GOAL
Identify and copy all lines of the material where the string "对高度在" is found.

DATA FOR THIS TASK
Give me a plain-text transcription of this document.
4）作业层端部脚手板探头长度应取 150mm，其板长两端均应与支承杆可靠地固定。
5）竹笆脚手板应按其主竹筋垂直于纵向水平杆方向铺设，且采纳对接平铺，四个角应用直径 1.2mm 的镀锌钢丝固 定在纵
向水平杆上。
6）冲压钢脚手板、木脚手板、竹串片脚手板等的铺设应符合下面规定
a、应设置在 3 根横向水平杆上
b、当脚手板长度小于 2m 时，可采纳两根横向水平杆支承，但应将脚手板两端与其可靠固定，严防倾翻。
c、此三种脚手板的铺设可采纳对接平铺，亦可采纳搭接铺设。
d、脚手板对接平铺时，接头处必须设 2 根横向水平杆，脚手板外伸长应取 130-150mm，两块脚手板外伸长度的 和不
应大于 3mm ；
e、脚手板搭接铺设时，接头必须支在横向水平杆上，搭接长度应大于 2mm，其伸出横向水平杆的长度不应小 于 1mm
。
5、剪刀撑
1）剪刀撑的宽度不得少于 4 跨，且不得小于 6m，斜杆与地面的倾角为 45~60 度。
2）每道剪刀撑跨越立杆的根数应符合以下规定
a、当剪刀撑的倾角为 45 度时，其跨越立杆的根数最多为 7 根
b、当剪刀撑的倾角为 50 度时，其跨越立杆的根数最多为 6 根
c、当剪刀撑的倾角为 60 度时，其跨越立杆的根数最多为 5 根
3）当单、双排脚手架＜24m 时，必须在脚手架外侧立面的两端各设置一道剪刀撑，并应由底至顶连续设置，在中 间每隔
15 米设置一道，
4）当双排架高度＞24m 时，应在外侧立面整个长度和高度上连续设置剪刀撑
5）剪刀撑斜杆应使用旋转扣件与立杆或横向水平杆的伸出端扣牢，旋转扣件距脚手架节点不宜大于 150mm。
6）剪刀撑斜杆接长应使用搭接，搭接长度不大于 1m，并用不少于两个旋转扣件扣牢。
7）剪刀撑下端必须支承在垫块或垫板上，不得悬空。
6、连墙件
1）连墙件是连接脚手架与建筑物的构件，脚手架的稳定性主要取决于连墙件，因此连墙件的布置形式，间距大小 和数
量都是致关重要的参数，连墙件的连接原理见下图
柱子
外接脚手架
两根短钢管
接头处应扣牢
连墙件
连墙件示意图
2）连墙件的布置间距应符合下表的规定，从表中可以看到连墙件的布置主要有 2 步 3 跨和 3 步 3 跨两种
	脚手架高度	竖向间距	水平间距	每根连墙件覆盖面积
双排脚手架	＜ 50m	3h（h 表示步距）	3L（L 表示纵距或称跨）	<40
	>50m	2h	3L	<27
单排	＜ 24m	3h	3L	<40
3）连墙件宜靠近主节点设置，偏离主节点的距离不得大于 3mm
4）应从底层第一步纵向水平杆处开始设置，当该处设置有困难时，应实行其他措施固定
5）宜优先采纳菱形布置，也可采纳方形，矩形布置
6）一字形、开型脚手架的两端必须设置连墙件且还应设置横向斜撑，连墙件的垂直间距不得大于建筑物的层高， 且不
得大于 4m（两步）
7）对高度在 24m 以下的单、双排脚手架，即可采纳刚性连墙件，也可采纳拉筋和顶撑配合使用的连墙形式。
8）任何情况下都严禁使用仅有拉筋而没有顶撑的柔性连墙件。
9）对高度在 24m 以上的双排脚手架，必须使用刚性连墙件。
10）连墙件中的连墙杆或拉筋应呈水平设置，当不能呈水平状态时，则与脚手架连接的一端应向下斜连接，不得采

RESULT FOR THIS TASK
7）对高度在 24m 以下的单、双排脚手架，即可采纳刚性连墙件，也可采纳拉筋和顶撑配合使用的连墙形式。
9）对高度在 24m 以上的双排脚手架，必须使用刚性连墙件。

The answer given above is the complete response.